Lines of data:

* start *

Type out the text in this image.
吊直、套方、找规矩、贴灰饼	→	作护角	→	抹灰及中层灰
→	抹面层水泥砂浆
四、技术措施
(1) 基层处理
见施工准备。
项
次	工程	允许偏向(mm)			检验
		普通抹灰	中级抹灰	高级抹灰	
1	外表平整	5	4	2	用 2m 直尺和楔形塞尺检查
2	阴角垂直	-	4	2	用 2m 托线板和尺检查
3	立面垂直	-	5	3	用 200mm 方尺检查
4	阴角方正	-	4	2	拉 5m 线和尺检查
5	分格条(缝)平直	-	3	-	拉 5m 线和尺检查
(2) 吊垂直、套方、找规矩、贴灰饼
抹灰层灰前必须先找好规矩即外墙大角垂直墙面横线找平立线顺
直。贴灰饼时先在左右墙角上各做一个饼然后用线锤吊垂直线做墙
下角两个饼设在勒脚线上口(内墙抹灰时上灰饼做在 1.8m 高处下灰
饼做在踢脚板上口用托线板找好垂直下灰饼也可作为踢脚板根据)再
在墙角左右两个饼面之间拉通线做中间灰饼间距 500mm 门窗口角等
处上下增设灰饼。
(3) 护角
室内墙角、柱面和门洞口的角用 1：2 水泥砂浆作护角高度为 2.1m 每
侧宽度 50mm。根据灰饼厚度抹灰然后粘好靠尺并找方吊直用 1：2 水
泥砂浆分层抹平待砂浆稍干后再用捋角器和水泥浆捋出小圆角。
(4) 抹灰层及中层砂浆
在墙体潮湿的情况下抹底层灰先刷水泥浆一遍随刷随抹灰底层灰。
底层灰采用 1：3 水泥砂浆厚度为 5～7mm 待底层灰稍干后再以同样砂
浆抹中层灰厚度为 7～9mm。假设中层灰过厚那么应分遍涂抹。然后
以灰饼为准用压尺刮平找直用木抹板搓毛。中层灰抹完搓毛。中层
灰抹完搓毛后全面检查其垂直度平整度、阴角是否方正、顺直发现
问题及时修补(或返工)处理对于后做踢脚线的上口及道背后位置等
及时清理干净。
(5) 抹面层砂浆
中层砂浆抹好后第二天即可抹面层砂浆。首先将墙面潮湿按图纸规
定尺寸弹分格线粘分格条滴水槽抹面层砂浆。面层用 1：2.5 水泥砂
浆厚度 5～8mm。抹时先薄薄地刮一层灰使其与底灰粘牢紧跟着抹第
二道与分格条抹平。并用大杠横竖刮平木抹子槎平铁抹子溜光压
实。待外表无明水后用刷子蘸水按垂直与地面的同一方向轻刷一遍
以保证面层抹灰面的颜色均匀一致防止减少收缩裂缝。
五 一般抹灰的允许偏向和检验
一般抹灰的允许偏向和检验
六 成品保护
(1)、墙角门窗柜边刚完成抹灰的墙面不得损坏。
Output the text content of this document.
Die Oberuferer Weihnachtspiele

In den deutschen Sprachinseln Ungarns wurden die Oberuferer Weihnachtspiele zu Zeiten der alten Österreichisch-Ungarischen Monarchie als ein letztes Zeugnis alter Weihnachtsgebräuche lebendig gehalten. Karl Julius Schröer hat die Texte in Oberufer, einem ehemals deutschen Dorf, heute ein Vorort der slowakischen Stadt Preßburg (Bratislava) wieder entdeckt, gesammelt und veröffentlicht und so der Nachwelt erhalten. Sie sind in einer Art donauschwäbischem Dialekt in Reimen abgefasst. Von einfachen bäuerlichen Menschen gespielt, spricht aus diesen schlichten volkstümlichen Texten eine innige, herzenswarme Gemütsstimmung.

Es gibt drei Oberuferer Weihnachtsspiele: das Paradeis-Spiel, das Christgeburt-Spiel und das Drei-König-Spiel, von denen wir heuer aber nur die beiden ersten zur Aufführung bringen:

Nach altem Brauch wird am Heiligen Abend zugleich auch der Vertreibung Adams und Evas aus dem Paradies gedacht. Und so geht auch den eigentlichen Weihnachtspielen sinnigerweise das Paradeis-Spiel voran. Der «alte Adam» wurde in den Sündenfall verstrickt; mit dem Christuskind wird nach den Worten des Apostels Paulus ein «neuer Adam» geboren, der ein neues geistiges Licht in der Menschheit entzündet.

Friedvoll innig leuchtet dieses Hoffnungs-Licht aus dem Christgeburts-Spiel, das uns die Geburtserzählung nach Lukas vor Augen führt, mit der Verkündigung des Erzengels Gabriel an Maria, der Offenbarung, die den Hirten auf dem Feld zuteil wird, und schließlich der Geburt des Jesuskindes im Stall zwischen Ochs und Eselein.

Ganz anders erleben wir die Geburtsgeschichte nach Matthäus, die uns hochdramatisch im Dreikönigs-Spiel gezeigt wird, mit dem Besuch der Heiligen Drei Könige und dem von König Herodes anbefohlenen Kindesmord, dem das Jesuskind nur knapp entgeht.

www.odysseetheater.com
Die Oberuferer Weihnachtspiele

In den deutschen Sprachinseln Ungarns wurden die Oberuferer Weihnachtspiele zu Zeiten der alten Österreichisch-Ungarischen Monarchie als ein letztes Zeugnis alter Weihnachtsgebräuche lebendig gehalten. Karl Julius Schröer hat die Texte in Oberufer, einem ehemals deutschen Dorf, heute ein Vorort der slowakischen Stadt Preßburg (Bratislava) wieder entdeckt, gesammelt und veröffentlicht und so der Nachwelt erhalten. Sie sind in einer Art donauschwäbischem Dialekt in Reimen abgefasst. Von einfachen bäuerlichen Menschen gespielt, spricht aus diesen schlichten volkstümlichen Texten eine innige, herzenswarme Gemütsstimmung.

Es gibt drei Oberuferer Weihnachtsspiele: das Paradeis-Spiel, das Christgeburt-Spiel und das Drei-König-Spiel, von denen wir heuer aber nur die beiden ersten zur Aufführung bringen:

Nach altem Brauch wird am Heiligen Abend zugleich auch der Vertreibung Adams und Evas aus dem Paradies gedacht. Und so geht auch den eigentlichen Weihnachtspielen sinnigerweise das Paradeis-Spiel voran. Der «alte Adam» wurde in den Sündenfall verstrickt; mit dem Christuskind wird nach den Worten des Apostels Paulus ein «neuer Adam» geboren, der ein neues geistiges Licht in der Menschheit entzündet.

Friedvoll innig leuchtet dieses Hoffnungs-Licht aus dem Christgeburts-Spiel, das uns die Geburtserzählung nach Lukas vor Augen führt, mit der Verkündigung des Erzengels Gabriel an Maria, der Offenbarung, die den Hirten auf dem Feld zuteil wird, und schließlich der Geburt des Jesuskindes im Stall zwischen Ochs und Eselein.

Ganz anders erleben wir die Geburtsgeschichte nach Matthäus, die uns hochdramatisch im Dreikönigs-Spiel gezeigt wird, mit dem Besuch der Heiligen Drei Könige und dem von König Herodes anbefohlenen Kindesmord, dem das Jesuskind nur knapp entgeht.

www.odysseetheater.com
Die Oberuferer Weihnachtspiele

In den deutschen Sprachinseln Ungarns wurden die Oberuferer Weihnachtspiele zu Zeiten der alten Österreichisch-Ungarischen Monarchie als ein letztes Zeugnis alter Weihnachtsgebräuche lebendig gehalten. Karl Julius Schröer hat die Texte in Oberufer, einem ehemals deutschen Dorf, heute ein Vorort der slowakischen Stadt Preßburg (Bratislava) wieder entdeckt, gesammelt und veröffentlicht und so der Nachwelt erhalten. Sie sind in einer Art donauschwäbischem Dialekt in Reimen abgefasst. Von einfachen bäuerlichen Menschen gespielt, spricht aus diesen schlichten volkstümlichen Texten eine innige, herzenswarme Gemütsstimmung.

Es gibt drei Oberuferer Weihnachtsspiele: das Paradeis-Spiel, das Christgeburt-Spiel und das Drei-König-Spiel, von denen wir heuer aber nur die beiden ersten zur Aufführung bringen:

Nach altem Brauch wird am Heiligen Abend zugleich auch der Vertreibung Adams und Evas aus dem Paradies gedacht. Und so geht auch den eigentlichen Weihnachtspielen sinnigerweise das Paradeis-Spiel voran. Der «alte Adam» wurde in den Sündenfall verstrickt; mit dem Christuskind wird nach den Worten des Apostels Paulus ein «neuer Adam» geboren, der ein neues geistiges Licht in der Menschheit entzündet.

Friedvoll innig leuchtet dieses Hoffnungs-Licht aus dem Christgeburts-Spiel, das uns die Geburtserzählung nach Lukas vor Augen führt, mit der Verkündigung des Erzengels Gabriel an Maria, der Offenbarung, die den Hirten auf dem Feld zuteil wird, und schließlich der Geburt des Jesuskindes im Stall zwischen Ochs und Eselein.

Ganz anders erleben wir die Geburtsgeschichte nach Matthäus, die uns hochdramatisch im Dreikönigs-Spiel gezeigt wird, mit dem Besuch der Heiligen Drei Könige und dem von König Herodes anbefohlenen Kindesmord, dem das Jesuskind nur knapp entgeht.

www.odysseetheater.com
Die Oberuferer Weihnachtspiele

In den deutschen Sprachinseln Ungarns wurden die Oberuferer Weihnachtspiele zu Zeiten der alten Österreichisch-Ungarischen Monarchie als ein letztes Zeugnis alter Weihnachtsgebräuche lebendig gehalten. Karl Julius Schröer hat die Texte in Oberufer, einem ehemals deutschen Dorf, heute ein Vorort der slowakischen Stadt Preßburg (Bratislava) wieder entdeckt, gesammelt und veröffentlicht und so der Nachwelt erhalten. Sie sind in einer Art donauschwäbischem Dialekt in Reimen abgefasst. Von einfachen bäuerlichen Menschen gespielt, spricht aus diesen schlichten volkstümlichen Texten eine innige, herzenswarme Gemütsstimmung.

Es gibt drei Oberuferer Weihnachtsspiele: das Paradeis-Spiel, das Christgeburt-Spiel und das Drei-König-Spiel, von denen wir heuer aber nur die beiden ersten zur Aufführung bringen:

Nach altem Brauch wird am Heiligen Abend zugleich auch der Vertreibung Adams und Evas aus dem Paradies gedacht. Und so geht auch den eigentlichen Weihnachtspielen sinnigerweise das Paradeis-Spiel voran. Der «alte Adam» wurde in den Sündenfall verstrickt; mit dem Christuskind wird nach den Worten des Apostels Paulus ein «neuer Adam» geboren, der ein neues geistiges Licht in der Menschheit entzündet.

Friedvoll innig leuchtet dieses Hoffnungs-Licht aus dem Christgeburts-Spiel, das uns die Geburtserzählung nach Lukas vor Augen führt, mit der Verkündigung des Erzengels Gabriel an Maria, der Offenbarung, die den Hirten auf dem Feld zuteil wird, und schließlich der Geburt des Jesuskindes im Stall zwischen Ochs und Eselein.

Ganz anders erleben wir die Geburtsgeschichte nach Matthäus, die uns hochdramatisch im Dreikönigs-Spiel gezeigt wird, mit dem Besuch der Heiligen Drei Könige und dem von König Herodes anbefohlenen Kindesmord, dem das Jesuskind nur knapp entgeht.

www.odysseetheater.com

* end *

■ Stated exercise:
Find the lines above holding the word "线和尺检查" and show them.

■ Written solution:
4	阴角方正	-	4	2	拉 5m 线和尺检查
5	分格条(缝)平直	-	3	-	拉 5m 线和尺检查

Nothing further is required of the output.